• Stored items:
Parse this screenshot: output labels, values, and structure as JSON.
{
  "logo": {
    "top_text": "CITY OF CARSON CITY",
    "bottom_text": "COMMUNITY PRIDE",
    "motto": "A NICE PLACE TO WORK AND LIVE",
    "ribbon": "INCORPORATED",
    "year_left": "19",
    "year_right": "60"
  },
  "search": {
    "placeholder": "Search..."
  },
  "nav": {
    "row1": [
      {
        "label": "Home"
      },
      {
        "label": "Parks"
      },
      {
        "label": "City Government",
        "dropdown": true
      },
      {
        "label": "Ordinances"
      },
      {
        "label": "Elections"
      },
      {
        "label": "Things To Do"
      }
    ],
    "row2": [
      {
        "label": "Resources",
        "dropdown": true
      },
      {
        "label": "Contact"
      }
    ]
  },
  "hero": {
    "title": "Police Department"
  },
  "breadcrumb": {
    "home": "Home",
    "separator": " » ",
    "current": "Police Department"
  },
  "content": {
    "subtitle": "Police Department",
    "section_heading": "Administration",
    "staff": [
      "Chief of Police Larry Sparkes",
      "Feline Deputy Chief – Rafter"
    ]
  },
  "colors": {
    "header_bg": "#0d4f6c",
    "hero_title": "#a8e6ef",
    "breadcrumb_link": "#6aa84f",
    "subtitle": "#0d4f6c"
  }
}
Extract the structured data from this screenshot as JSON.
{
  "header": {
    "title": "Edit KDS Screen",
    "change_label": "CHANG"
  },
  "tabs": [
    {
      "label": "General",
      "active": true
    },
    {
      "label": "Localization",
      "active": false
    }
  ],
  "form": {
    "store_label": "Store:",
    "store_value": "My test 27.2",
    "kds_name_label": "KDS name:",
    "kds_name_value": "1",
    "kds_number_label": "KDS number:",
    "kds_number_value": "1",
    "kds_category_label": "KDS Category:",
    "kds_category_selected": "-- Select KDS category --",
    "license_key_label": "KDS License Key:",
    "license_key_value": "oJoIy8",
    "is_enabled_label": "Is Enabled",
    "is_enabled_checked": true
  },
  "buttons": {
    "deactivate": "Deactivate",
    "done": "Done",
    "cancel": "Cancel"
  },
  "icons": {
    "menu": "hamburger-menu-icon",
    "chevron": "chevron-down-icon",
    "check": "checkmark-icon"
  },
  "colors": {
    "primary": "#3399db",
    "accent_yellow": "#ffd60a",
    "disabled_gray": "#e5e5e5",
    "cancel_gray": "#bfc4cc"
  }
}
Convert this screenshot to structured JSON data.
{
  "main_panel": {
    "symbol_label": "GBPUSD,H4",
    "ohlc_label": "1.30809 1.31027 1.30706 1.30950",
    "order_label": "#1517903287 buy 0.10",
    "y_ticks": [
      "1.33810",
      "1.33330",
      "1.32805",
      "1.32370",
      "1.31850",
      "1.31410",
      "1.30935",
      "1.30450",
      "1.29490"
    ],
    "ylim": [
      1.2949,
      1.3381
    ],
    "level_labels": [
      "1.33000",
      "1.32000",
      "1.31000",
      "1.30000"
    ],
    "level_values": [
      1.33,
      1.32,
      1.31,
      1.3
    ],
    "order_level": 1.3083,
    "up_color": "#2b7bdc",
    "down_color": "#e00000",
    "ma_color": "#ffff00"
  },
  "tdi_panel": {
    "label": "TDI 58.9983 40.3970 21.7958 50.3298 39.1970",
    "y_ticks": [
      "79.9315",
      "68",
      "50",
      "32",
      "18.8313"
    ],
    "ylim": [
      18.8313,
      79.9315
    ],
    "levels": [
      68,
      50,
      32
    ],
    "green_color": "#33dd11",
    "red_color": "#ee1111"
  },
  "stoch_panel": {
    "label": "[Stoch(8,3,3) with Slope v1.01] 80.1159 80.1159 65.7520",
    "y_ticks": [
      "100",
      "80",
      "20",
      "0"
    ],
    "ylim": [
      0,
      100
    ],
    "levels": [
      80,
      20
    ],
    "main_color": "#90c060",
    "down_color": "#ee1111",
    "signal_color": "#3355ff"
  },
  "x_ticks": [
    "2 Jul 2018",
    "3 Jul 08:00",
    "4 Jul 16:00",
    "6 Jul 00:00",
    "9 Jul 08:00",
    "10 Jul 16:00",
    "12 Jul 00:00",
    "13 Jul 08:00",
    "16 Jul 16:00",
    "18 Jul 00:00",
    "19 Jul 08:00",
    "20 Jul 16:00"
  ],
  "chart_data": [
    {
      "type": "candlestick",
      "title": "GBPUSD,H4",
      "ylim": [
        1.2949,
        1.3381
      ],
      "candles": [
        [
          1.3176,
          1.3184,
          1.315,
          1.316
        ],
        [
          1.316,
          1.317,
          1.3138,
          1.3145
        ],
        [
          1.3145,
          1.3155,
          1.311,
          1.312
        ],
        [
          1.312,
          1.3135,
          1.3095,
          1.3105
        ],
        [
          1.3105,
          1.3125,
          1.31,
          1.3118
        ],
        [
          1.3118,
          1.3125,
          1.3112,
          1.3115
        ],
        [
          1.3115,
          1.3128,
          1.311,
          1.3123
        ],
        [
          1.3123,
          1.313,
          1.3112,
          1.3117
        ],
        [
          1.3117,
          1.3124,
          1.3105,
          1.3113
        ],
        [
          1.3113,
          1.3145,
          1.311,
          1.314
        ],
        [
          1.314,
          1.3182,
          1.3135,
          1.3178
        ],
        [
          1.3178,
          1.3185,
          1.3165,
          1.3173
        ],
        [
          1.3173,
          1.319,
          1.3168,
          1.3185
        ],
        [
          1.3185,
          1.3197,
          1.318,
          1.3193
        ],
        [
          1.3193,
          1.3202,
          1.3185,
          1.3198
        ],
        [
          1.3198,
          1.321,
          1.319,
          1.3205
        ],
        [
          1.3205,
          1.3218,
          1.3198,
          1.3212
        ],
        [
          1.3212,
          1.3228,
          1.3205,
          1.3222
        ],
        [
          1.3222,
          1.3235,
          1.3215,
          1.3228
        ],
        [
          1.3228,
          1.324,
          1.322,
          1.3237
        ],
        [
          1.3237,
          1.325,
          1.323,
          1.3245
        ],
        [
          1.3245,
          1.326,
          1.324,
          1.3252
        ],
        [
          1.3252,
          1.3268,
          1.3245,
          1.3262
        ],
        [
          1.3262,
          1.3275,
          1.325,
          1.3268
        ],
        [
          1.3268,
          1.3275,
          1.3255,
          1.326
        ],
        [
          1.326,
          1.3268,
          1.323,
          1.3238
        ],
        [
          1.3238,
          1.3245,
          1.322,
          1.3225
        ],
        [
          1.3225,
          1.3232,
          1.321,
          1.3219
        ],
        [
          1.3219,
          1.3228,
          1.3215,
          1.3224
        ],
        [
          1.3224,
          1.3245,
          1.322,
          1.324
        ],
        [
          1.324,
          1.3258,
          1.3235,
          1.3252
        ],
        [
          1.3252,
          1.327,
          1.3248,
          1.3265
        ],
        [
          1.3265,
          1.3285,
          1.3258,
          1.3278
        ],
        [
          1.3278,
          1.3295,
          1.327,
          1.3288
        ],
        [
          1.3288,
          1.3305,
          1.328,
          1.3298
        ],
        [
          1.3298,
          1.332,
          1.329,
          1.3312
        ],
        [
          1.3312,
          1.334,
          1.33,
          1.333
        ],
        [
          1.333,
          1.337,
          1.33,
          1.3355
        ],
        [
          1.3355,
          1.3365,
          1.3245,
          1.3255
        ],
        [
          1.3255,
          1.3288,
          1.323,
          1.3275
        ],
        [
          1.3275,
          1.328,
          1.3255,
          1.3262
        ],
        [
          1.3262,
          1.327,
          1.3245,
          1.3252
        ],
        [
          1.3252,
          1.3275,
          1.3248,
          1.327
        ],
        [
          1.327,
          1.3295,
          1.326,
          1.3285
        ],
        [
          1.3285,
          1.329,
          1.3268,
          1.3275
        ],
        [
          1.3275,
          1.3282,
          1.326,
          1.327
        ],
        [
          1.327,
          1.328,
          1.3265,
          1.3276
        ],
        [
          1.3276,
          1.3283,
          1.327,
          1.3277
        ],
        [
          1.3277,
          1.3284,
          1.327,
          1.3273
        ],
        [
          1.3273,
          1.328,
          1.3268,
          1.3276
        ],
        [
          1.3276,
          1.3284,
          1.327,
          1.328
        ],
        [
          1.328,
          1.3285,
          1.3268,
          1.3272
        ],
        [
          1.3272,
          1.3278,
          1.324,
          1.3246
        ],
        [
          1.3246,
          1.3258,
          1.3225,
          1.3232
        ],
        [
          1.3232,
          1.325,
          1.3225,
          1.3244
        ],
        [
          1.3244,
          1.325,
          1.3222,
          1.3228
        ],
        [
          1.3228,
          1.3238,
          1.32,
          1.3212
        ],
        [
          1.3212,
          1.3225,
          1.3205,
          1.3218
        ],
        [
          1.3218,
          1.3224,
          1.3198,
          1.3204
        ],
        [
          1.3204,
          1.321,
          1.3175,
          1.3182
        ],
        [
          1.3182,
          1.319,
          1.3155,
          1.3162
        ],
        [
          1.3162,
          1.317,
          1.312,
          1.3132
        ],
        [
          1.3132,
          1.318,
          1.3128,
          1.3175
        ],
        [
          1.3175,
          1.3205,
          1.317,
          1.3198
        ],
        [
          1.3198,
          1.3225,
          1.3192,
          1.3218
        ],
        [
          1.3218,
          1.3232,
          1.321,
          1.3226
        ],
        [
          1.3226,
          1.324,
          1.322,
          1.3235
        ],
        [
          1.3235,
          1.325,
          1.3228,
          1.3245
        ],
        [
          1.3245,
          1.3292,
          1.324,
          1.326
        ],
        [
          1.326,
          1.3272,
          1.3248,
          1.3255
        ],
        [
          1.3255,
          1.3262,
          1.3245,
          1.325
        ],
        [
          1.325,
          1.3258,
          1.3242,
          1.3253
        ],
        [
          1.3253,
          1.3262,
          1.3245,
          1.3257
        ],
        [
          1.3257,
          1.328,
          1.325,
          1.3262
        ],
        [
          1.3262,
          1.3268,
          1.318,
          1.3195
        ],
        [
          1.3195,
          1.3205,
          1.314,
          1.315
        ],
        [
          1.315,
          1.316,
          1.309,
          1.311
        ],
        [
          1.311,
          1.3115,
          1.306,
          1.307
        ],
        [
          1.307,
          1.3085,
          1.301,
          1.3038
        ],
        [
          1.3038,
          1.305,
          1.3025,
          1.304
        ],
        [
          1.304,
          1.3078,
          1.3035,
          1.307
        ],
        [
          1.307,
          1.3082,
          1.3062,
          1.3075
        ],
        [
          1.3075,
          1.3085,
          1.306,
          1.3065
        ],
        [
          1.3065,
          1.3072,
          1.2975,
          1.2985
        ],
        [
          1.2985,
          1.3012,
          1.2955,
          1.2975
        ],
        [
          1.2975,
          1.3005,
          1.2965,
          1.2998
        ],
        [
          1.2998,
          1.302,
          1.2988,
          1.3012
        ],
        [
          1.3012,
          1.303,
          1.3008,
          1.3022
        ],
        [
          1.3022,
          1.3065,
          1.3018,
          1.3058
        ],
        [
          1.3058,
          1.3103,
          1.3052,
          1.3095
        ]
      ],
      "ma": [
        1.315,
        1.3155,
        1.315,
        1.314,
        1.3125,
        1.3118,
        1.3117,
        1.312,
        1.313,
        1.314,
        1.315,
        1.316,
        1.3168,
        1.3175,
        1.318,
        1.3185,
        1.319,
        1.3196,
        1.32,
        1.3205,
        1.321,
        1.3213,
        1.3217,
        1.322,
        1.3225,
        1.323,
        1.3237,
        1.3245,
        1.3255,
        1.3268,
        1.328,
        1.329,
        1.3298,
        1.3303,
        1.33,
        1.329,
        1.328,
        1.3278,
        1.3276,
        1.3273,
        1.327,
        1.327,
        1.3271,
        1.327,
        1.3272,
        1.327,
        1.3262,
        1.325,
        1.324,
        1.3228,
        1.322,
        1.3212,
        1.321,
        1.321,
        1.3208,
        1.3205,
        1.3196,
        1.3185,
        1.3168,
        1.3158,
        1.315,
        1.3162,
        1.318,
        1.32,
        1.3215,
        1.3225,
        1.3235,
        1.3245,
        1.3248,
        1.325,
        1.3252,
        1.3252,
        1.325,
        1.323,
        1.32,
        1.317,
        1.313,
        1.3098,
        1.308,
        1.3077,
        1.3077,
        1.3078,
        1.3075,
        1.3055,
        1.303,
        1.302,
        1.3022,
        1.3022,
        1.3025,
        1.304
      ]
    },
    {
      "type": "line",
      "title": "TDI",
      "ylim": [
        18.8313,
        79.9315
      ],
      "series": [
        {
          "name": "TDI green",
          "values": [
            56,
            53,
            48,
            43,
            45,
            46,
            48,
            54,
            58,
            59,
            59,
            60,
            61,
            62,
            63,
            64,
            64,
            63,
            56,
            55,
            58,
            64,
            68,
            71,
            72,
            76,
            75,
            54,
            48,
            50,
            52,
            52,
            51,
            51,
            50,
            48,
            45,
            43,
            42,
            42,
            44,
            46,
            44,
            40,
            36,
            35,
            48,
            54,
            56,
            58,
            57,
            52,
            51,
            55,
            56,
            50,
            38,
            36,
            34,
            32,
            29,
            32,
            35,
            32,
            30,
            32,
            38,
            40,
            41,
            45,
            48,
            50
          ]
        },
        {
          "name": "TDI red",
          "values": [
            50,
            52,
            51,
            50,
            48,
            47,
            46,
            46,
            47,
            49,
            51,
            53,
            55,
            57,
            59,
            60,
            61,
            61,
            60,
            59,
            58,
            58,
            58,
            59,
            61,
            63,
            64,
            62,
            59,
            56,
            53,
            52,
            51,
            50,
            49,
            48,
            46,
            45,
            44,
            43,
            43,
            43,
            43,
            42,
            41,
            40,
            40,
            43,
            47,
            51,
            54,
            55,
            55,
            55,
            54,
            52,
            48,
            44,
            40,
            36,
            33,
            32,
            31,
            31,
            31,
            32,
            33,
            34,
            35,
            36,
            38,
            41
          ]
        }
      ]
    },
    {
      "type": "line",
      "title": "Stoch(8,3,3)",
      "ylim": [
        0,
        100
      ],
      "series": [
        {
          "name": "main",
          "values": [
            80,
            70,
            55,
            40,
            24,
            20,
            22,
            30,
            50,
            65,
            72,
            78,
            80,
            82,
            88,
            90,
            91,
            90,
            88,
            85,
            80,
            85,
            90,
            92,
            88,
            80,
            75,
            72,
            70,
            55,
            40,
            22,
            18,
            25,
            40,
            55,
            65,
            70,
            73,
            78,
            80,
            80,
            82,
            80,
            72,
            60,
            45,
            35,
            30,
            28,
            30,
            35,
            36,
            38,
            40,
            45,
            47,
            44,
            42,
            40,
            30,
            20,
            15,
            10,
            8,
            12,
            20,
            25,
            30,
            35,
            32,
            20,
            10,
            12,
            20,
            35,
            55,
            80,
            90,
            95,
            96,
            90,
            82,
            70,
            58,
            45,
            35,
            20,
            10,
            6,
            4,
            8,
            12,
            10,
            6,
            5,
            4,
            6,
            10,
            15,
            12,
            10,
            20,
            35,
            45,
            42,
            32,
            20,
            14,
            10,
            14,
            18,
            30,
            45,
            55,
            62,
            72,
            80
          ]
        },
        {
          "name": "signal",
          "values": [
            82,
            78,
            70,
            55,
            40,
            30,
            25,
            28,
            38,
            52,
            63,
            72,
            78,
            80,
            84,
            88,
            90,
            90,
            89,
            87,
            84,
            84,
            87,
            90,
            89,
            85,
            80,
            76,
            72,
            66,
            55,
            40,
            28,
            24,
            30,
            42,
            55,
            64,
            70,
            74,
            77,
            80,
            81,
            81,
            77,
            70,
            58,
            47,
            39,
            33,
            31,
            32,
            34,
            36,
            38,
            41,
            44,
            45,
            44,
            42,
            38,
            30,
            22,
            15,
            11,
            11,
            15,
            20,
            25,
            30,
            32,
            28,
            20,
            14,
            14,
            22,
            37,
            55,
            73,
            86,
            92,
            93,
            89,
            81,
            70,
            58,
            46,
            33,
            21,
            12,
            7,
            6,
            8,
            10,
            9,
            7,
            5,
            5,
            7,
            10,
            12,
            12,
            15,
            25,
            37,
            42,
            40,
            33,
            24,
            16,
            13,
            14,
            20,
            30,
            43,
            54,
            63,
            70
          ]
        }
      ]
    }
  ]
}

• WHAT THE TASK ASKS: Copy out each line that contains the word "this".

• OUTPUT OF THE TASK:
Parse this screenshot: output labels, values, and structure as JSON.
Extract the structured data from this screenshot as JSON.
Convert this screenshot to structured JSON data.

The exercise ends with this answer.